— start ENTRIES —

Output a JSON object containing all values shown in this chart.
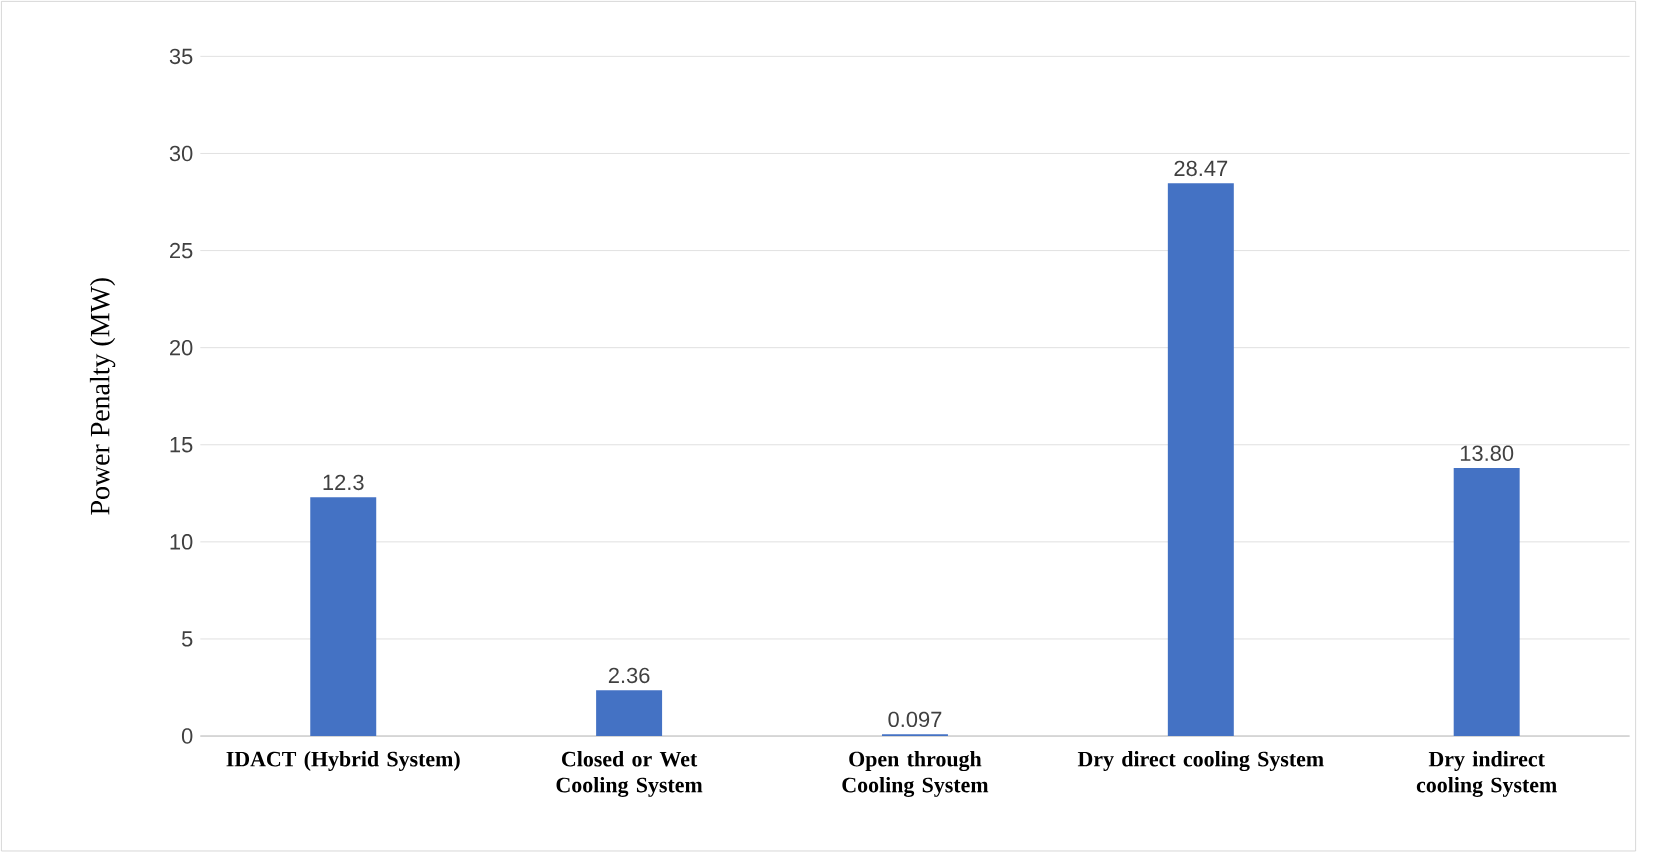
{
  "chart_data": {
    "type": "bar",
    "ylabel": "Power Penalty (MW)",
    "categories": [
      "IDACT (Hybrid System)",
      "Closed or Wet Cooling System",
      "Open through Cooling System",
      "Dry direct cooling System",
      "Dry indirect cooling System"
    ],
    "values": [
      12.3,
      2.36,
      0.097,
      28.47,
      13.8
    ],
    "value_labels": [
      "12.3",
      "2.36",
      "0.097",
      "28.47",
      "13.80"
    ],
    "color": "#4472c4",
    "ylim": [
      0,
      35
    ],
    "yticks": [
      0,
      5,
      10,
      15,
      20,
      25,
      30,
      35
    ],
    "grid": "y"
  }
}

— end ENTRIES —

> WHAT THIS TASK INVOLVES: Exact duplication of all the records is required; pictures are omitted from the copy.

> RESULT:
Output a JSON object containing all values shown in this chart.
{
  "chart_data": {
    "type": "bar",
    "ylabel": "Power Penalty (MW)",
    "categories": [
      "IDACT (Hybrid System)",
      "Closed or Wet Cooling System",
      "Open through Cooling System",
      "Dry direct cooling System",
      "Dry indirect cooling System"
    ],
    "values": [
      12.3,
      2.36,
      0.097,
      28.47,
      13.8
    ],
    "value_labels": [
      "12.3",
      "2.36",
      "0.097",
      "28.47",
      "13.80"
    ],
    "color": "#4472c4",
    "ylim": [
      0,
      35
    ],
    "yticks": [
      0,
      5,
      10,
      15,
      20,
      25,
      30,
      35
    ],
    "grid": "y"
  }
}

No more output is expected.